◆ **Excerpted data**:
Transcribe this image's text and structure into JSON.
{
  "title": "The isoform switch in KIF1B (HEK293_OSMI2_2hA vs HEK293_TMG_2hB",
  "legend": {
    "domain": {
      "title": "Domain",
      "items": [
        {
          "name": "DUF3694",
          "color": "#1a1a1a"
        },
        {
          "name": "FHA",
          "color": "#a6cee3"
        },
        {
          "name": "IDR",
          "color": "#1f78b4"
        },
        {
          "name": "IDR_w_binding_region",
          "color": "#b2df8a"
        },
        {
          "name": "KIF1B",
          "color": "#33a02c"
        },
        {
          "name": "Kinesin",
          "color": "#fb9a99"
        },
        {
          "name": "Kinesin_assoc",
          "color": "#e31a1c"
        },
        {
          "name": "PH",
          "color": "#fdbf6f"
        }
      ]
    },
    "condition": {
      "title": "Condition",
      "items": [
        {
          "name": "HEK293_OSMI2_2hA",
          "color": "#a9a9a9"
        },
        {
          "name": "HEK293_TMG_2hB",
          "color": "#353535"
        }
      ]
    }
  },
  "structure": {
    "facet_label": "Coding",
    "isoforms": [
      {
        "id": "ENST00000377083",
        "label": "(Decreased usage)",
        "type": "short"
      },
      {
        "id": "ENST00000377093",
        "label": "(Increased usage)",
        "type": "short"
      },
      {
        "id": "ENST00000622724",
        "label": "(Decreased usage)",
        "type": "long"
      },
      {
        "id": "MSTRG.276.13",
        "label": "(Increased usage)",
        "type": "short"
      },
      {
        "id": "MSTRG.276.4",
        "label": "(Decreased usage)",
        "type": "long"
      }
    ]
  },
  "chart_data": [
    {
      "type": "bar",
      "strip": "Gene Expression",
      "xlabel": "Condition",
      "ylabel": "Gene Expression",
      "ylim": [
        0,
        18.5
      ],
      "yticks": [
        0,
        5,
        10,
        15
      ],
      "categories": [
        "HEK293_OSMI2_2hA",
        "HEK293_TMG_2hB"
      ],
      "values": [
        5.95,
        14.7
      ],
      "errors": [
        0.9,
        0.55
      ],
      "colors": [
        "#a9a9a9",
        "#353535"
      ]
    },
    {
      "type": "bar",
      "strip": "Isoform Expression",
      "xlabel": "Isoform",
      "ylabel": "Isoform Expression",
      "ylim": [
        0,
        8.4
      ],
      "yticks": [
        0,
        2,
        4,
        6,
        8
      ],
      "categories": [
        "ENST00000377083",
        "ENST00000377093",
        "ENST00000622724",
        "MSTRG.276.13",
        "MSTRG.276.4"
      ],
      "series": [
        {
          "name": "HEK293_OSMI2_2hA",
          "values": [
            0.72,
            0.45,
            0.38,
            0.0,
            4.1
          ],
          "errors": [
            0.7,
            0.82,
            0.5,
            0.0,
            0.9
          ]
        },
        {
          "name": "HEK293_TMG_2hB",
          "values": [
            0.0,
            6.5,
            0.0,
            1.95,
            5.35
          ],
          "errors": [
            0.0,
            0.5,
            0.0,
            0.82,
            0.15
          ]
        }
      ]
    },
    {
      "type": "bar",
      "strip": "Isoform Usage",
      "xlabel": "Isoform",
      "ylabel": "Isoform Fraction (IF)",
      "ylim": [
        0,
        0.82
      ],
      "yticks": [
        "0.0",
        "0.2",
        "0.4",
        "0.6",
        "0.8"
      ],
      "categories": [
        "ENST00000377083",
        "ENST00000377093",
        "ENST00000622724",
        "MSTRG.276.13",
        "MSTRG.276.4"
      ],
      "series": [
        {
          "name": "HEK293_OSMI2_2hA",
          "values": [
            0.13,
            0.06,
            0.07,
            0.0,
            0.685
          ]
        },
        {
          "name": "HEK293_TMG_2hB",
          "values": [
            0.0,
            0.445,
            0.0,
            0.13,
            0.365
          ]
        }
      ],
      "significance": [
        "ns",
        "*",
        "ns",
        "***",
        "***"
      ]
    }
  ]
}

◆ **Description of the task**: Copy every line verbatim.

◆ **Answer below**:
Transcribe this image's text and structure into JSON.
{
  "title": "The isoform switch in KIF1B (HEK293_OSMI2_2hA vs HEK293_TMG_2hB",
  "legend": {
    "domain": {
      "title": "Domain",
      "items": [
        {
          "name": "DUF3694",
          "color": "#1a1a1a"
        },
        {
          "name": "FHA",
          "color": "#a6cee3"
        },
        {
          "name": "IDR",
          "color": "#1f78b4"
        },
        {
          "name": "IDR_w_binding_region",
          "color": "#b2df8a"
        },
        {
          "name": "KIF1B",
          "color": "#33a02c"
        },
        {
          "name": "Kinesin",
          "color": "#fb9a99"
        },
        {
          "name": "Kinesin_assoc",
          "color": "#e31a1c"
        },
        {
          "name": "PH",
          "color": "#fdbf6f"
        }
      ]
    },
    "condition": {
      "title": "Condition",
      "items": [
        {
          "name": "HEK293_OSMI2_2hA",
          "color": "#a9a9a9"
        },
        {
          "name": "HEK293_TMG_2hB",
          "color": "#353535"
        }
      ]
    }
  },
  "structure": {
    "facet_label": "Coding",
    "isoforms": [
      {
        "id": "ENST00000377083",
        "label": "(Decreased usage)",
        "type": "short"
      },
      {
        "id": "ENST00000377093",
        "label": "(Increased usage)",
        "type": "short"
      },
      {
        "id": "ENST00000622724",
        "label": "(Decreased usage)",
        "type": "long"
      },
      {
        "id": "MSTRG.276.13",
        "label": "(Increased usage)",
        "type": "short"
      },
      {
        "id": "MSTRG.276.4",
        "label": "(Decreased usage)",
        "type": "long"
      }
    ]
  },
  "chart_data": [
    {
      "type": "bar",
      "strip": "Gene Expression",
      "xlabel": "Condition",
      "ylabel": "Gene Expression",
      "ylim": [
        0,
        18.5
      ],
      "yticks": [
        0,
        5,
        10,
        15
      ],
      "categories": [
        "HEK293_OSMI2_2hA",
        "HEK293_TMG_2hB"
      ],
      "values": [
        5.95,
        14.7
      ],
      "errors": [
        0.9,
        0.55
      ],
      "colors": [
        "#a9a9a9",
        "#353535"
      ]
    },
    {
      "type": "bar",
      "strip": "Isoform Expression",
      "xlabel": "Isoform",
      "ylabel": "Isoform Expression",
      "ylim": [
        0,
        8.4
      ],
      "yticks": [
        0,
        2,
        4,
        6,
        8
      ],
      "categories": [
        "ENST00000377083",
        "ENST00000377093",
        "ENST00000622724",
        "MSTRG.276.13",
        "MSTRG.276.4"
      ],
      "series": [
        {
          "name": "HEK293_OSMI2_2hA",
          "values": [
            0.72,
            0.45,
            0.38,
            0.0,
            4.1
          ],
          "errors": [
            0.7,
            0.82,
            0.5,
            0.0,
            0.9
          ]
        },
        {
          "name": "HEK293_TMG_2hB",
          "values": [
            0.0,
            6.5,
            0.0,
            1.95,
            5.35
          ],
          "errors": [
            0.0,
            0.5,
            0.0,
            0.82,
            0.15
          ]
        }
      ]
    },
    {
      "type": "bar",
      "strip": "Isoform Usage",
      "xlabel": "Isoform",
      "ylabel": "Isoform Fraction (IF)",
      "ylim": [
        0,
        0.82
      ],
      "yticks": [
        "0.0",
        "0.2",
        "0.4",
        "0.6",
        "0.8"
      ],
      "categories": [
        "ENST00000377083",
        "ENST00000377093",
        "ENST00000622724",
        "MSTRG.276.13",
        "MSTRG.276.4"
      ],
      "series": [
        {
          "name": "HEK293_OSMI2_2hA",
          "values": [
            0.13,
            0.06,
            0.07,
            0.0,
            0.685
          ]
        },
        {
          "name": "HEK293_TMG_2hB",
          "values": [
            0.0,
            0.445,
            0.0,
            0.13,
            0.365
          ]
        }
      ],
      "significance": [
        "ns",
        "*",
        "ns",
        "***",
        "***"
      ]
    }
  ]
}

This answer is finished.